___ Trecho fornecido

Entrevista realizada com o angolano Edson Calixto, “Kakolo”, tribo Chókwè da etnia Bantu, realizada dia 4 de janeiro de 2014 no Inzo Tumbansi/ILABANTU, quando esteve em Itapecerica da Serra para trocar relações culturais e de nossos rituais.

Inzo Tumbansi: Fale um pouco do seu grupo religioso, da família e da sua função dentro desse grupo.

Kakolo: A minha família é praticamente toda no espírito religioso, tanto que minha tia é líder espiritual da nossa congregação religiosa, de nossa família. A minha Mãe é soberana da nossa tribo e da nossa cultura. E a gente preserva muito a questão dos Deuses, dos nossos ancestrais, e estou aqui para mostrar aquilo que posso exprimir para o melhor conhecimento das nossas tribos.

Inzo Tumbansi: Dentro deste grupo o Sr. tem função religiosa ?

Kakolo: Sim, eu sou membro da congregação preparatória, eu sou Zinga Kwo Mona, quer dizer, sou Criança de Zinga. Então estou aqui para mostrar aquilo que posso.

Inzo Tumbansi: Fala um pouco para gente como o povo Bantu enxerga a ancestralidade, como vocês vêem os antepassados.

Kakolo: O povo bantu é um povo muito forte na questão de ancestrais. A maneira de ver o mundo por nossos ancestrais, é a maneira mais sóbria o possível, é a maneira que nós encaramos. O Bantu tem uma cultura, respeita muito a cultura e a cultura é muito forte. O povo Bantu é um povo que vive a cultura, mas ultimamente o ocidente vem ofuscando, as pessoas vão querendo encarnar os ritmos ocidentais, mas nós estamos aqui para prevalecer a cultura e os nossos rituais.

Inzo Tumbansi: Resumidamente o que é o ancestral para vocês?

Kakolo: Resumidamente falando, o ancestral são nosso antepassados, todos aqueles que morreram em prol dos nossos povos.

Inzo Tumbansi: A própria natureza também é um fenomeno ancestral?

Kakolo: A natureza como tal, a vida…

Inzo Tumbansi: Qual o termo vocês usam para se referir às máscaras, o termo geral?

Kakolo: Djaze

Inzo Tumbansi: A pessoa que usa a Djaze, precisa ser circuncidado?

Kakolo: (risos) não . . .

Inzo Tumbansi: A ideia que temos aqui no Brasil, é que o povo Bantu, obrigatoriamente, para ser um iniciado o menino precisa passar pelo ritual de circuncisão.

Kakolo: Isso eu desconheço

Inzo Tumbansi: Fale um pouco para a gente sobre a Djaze, o que ela representa

Kakolo: A Djaze na nossa visão é para além do horizonte, ela que nos dá a segurança, de que estamos com os Deuses

Inzo Tumbansi: Então toda incorporação dos Deuses há obrigatoriedade do uso da máscara?

______
___ Material fornecido

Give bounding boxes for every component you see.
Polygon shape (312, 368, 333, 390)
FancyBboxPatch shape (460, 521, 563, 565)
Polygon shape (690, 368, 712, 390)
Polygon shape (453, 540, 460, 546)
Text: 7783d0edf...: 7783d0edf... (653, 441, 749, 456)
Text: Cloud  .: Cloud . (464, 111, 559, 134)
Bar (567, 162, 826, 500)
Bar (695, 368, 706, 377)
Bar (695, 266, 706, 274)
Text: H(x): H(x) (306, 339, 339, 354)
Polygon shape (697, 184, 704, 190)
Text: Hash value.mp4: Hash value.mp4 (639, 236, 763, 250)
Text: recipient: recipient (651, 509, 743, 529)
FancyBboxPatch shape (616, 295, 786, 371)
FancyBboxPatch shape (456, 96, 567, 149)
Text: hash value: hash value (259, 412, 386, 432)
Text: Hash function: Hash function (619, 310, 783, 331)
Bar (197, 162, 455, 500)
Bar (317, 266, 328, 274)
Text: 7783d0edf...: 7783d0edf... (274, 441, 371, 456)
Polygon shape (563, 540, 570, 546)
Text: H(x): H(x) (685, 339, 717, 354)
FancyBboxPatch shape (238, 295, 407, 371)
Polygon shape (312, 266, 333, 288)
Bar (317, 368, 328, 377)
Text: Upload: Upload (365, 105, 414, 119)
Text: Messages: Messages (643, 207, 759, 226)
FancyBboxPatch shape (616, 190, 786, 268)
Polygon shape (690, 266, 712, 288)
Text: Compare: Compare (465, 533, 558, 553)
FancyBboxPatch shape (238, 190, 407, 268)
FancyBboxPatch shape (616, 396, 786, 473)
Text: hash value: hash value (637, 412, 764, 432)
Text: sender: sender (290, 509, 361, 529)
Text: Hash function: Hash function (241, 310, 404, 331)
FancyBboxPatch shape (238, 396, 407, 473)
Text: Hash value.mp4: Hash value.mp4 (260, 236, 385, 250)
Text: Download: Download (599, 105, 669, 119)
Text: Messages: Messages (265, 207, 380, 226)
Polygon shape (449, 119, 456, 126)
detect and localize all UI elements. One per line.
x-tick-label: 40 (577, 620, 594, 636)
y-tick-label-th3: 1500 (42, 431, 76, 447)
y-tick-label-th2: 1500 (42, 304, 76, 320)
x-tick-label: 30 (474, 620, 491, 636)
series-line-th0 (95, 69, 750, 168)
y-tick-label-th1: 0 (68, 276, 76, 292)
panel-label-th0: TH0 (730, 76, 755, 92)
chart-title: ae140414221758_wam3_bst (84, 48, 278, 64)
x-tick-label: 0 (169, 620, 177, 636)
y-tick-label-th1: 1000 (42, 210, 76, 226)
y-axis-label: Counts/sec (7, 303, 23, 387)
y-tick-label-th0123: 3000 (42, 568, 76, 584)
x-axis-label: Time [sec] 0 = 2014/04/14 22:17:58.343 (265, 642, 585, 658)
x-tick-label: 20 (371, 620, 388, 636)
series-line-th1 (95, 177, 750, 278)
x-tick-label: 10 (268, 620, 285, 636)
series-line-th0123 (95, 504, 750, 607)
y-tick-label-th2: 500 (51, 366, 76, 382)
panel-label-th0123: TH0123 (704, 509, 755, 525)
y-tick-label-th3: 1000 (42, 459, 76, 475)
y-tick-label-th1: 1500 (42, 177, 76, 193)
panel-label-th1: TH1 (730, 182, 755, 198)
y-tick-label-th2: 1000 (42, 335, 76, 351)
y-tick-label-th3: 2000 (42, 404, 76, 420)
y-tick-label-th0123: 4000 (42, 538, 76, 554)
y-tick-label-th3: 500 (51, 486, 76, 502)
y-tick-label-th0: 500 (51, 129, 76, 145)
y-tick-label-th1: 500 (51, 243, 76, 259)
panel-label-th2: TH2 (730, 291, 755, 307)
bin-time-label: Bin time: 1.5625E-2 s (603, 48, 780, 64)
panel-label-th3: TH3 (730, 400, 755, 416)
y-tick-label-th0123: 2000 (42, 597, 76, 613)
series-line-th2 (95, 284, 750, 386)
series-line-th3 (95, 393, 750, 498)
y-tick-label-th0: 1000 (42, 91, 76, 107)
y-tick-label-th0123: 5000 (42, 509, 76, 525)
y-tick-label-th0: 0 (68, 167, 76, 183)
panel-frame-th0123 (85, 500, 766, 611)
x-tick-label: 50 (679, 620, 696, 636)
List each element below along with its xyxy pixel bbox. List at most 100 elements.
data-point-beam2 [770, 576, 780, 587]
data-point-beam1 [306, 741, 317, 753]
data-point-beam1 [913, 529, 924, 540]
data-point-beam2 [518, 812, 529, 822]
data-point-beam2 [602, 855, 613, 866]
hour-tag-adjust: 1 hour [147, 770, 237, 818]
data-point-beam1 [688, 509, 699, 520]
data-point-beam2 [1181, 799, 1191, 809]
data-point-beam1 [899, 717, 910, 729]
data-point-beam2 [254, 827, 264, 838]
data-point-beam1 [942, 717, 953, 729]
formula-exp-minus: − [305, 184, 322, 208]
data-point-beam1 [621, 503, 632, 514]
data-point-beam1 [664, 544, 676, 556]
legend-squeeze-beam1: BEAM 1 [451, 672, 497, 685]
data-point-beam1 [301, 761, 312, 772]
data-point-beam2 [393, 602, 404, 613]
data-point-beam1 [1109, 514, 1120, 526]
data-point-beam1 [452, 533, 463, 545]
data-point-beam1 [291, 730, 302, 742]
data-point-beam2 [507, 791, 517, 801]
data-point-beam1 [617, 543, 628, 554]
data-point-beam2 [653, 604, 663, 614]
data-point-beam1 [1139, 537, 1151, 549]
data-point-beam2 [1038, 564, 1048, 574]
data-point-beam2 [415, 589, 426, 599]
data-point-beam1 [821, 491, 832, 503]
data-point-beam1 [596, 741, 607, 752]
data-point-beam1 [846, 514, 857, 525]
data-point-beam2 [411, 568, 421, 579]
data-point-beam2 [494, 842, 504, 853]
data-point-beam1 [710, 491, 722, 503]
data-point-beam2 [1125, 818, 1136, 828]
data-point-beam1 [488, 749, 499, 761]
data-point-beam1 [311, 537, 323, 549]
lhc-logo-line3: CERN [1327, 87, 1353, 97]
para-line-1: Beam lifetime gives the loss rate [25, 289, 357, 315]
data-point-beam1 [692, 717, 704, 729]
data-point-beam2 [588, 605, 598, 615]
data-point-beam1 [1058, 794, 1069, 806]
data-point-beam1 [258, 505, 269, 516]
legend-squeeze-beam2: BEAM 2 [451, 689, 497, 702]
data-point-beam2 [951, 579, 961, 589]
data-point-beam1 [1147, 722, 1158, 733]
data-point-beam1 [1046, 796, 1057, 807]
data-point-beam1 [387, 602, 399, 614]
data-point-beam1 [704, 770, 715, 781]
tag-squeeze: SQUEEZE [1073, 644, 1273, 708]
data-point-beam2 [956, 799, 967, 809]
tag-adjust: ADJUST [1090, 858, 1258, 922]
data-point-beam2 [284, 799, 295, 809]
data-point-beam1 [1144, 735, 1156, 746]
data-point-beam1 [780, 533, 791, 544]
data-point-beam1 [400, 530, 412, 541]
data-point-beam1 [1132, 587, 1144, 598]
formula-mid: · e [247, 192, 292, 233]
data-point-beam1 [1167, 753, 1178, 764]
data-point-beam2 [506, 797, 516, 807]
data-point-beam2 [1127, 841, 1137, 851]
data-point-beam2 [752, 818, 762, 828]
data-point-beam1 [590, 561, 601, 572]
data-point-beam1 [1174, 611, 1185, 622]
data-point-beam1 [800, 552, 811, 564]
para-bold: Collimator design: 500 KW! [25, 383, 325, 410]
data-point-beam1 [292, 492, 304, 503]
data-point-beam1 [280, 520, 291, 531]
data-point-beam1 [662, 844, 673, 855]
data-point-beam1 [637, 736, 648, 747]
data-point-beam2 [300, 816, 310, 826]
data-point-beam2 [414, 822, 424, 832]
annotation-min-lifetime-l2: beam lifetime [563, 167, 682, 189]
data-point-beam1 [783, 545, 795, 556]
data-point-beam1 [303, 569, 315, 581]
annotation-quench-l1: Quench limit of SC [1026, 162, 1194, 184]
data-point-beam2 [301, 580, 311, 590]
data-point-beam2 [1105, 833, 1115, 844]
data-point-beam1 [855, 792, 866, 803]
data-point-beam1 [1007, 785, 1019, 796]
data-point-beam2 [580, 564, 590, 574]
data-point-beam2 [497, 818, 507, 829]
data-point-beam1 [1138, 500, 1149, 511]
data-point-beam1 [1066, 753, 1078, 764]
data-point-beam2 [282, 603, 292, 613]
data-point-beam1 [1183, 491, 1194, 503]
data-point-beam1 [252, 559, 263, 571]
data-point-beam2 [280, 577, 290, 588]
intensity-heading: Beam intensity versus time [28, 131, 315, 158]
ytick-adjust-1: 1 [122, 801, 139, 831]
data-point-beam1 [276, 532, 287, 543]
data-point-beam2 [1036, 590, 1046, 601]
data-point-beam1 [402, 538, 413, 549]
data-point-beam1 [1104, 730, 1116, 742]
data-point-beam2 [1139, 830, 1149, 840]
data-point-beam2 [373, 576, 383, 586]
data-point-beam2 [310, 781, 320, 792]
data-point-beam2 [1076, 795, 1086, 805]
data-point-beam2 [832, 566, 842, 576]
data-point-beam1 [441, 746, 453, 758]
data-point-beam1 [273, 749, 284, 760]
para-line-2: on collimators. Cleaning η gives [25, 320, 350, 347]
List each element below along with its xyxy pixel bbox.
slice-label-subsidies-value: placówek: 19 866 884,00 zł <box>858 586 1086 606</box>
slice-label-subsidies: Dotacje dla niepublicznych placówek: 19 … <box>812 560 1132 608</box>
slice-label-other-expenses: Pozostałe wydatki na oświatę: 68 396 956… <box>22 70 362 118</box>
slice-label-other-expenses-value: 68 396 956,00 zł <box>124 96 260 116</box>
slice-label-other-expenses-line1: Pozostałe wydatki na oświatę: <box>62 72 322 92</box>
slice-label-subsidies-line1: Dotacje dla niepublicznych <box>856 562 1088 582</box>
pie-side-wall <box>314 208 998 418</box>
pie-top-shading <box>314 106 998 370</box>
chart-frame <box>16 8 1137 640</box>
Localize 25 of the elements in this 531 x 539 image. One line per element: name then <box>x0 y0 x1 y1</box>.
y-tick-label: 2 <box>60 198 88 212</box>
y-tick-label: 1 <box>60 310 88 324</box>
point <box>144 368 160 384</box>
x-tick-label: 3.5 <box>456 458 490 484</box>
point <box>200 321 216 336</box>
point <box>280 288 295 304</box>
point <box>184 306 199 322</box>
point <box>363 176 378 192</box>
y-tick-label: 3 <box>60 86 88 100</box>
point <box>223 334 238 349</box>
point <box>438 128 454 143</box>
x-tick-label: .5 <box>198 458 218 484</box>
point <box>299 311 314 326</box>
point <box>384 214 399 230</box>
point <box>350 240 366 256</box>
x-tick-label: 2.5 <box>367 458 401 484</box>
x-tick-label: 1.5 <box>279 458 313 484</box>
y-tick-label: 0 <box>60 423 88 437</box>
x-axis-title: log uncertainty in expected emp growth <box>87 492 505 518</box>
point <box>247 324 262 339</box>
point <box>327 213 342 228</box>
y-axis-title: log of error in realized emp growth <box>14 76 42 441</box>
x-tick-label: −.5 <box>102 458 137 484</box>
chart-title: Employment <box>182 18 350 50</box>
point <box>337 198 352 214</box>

______

◆ Tarefas:
1 - Diga se cada afirmação abaixo está de acordo com a entrevista. Responda sim ou não e cite literalmente as palavras da entrevista que decidem a resposta. (a) A tia de Kakolo é líder espiritual da congregação religiosa da família. (b) Segundo Kakolo, o termo geral para as máscaras é Zinga. (c) Para Kakolo, os ancestrais são todos aqueles que morreram em prol dos seus povos.
2 - Extraia dos registros todas as linhas em que aparece a palavra "other".

◆ As respostas:
1 -
(a) Sim: "minha tia é líder espiritual da nossa congregação religiosa"
(b) Não: "Djaze"
(c) Sim: "todos aqueles que morreram em prol dos nossos povos"

2 -
slice-label-other-expenses: Pozostałe wydatki na oświatę: 68 396 956… <box>22 70 362 118</box>
slice-label-other-expenses-value: 68 396 956,00 zł <box>124 96 260 116</box>
slice-label-other-expenses-line1: Pozostałe wydatki na oświatę: <box>62 72 322 92</box>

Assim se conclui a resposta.